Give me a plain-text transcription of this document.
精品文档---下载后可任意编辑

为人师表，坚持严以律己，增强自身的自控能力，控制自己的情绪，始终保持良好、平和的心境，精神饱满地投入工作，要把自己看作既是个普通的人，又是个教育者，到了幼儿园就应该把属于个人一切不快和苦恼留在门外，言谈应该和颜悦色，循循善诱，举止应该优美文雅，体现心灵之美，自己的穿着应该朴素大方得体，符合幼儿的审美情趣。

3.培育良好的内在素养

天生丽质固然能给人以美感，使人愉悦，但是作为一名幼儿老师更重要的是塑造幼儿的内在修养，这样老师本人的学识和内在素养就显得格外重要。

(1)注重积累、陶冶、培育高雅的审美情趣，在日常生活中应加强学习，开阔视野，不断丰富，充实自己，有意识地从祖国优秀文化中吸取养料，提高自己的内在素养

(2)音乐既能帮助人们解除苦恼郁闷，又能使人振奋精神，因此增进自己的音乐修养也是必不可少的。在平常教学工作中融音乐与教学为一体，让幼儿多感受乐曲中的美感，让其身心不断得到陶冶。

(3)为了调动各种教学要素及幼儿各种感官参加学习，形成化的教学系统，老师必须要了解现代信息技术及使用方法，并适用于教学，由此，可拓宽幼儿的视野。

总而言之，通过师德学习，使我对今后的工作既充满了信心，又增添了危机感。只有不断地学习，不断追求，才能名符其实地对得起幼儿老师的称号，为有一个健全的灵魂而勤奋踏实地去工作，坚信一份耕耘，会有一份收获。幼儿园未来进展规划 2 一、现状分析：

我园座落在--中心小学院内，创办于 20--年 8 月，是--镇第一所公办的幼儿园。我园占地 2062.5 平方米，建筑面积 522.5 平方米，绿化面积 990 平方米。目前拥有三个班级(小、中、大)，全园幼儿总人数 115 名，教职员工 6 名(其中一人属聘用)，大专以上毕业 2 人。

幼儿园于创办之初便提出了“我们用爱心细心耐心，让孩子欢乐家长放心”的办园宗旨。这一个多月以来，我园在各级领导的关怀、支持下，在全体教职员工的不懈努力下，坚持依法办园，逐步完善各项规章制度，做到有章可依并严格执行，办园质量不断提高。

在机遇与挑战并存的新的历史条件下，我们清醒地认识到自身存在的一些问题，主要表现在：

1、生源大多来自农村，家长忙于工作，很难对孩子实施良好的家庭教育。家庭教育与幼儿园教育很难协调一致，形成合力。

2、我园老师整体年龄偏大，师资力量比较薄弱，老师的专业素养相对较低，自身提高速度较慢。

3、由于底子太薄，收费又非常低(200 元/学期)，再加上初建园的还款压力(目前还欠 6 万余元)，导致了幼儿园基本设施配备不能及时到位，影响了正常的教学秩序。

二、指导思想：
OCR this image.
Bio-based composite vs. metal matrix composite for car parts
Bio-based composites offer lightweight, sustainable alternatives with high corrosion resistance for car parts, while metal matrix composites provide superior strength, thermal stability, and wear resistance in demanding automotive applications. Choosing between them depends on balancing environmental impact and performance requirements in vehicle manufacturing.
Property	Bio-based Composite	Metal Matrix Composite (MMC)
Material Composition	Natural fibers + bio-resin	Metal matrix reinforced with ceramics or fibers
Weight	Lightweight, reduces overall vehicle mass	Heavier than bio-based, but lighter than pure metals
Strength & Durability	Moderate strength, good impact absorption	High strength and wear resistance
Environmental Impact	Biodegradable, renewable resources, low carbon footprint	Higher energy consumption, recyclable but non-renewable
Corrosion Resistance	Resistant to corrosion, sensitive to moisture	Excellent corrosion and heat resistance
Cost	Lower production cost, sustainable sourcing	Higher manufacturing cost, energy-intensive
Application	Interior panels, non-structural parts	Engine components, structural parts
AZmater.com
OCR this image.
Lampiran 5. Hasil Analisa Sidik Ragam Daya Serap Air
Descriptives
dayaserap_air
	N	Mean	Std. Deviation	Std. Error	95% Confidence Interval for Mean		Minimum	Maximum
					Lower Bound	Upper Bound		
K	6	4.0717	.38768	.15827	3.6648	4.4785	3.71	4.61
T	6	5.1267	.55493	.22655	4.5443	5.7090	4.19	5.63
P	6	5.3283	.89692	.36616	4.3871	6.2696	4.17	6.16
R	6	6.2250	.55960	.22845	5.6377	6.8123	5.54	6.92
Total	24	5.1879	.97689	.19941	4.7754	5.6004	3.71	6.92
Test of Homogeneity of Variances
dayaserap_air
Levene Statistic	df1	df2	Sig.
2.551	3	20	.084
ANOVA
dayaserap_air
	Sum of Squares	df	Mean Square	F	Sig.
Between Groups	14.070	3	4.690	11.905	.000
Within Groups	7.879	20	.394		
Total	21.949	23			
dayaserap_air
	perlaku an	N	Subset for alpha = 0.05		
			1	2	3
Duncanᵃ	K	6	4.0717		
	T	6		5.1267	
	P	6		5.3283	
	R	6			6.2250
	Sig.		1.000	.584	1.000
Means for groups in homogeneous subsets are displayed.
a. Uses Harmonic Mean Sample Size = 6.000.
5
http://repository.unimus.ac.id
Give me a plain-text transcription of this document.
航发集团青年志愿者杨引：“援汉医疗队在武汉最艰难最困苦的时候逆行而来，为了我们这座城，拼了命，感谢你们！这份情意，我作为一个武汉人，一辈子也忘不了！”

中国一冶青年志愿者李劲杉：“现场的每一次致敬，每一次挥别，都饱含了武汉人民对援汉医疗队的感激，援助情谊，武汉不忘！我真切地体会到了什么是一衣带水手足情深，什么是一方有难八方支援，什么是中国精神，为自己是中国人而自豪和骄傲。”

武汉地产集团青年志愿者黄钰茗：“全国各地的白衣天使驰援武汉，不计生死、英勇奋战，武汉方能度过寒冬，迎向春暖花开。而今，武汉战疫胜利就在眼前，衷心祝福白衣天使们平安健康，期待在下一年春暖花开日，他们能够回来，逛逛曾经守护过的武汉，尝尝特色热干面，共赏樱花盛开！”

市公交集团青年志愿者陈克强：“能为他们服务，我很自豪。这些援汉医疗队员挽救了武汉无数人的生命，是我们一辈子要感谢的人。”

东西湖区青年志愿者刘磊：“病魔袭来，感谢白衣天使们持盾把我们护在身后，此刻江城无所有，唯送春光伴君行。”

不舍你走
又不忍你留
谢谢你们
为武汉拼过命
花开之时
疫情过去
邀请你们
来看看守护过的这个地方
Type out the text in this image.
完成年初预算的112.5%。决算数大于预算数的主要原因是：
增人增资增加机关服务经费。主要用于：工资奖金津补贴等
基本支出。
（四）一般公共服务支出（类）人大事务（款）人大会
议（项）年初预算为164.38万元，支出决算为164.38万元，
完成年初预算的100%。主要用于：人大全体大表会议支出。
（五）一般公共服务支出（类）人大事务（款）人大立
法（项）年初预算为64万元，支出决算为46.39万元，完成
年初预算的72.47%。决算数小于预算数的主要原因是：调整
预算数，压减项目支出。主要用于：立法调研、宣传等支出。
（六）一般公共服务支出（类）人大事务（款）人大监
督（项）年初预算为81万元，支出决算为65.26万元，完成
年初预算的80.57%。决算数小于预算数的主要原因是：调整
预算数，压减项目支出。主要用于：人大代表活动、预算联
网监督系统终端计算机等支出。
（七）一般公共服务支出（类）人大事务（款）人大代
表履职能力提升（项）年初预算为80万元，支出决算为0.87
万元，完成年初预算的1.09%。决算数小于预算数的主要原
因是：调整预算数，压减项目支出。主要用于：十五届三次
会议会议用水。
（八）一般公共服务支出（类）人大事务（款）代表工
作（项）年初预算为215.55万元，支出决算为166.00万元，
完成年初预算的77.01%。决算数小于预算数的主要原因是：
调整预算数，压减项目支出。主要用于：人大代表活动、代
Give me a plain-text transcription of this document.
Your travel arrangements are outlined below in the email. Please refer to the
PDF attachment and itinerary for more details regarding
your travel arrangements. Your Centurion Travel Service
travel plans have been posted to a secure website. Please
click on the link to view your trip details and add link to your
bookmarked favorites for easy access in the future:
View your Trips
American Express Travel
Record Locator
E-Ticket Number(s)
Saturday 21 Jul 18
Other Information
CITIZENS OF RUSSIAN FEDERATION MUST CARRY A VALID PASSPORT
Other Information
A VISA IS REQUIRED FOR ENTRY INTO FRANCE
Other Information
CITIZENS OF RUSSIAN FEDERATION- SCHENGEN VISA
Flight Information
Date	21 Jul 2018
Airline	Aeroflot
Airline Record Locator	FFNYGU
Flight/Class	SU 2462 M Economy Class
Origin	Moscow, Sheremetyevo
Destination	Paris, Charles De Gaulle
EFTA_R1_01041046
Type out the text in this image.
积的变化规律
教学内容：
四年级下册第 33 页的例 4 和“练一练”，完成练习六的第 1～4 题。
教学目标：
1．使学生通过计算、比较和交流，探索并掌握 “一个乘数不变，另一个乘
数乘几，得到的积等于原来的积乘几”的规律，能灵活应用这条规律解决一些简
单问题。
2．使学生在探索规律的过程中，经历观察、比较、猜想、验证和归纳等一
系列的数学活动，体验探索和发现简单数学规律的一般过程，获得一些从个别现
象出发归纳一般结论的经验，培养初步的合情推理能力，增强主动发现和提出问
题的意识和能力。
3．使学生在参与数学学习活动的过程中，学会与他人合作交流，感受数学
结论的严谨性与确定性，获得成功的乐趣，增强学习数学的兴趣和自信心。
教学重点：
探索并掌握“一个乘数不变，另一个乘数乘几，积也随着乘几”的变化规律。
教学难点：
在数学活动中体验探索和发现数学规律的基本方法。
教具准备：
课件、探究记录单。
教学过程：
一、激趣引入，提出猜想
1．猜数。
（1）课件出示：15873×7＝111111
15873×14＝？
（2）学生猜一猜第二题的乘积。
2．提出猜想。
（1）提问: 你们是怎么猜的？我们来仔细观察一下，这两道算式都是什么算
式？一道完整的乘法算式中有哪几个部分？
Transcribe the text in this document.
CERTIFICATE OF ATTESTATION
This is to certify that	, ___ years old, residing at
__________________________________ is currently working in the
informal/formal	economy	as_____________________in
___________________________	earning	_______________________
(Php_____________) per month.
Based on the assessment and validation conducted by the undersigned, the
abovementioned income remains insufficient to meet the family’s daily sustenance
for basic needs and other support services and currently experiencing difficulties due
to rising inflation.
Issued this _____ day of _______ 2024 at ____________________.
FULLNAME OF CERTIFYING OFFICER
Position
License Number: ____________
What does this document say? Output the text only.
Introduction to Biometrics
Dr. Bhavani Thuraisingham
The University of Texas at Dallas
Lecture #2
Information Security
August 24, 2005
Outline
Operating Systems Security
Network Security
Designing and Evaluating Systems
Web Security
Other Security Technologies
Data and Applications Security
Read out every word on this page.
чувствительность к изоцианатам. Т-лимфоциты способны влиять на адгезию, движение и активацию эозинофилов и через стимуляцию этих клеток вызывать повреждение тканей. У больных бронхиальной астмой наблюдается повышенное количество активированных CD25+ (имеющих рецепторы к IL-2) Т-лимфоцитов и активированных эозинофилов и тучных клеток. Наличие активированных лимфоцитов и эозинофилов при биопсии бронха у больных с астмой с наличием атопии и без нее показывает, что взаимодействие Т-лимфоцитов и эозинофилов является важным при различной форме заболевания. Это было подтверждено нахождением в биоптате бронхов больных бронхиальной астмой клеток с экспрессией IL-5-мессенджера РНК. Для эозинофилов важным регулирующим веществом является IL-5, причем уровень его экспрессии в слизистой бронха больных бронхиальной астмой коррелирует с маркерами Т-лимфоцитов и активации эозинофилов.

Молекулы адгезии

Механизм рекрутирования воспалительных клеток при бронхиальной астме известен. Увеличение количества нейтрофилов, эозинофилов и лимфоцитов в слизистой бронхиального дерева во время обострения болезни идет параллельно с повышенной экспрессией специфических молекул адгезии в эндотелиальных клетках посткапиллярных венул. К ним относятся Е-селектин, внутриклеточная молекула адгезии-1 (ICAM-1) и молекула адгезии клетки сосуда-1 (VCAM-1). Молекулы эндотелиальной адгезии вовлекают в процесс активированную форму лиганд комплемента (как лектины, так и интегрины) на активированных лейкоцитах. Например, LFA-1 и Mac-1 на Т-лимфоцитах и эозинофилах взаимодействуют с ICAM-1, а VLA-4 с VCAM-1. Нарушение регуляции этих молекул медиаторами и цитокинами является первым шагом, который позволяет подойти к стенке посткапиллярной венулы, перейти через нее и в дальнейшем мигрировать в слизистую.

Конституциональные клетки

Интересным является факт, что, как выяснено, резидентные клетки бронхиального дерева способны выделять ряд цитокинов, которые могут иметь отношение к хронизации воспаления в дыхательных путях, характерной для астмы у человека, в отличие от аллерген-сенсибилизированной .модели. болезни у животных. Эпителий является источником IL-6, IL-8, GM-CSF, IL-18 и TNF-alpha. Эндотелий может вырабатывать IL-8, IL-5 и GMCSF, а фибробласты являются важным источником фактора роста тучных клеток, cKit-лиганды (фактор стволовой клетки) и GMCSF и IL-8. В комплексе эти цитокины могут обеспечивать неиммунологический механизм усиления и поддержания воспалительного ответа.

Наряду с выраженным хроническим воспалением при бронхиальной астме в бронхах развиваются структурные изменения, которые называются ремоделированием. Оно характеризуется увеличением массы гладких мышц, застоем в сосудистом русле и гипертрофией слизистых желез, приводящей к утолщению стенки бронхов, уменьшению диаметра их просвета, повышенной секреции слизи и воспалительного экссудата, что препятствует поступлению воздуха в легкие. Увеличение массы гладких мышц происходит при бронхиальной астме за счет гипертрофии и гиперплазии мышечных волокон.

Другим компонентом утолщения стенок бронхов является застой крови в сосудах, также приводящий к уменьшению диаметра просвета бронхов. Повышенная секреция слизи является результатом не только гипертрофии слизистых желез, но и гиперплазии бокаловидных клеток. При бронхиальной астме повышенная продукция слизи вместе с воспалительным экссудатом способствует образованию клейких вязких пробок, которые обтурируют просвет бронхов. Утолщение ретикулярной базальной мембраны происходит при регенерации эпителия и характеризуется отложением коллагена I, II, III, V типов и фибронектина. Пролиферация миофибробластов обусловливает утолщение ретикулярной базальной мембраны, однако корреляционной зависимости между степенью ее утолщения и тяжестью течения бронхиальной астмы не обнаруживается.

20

OBJECTIVE:
Answer with a single number: the count of lines holding the word "arrangements".

RESULT OF THE EXERCISE:
2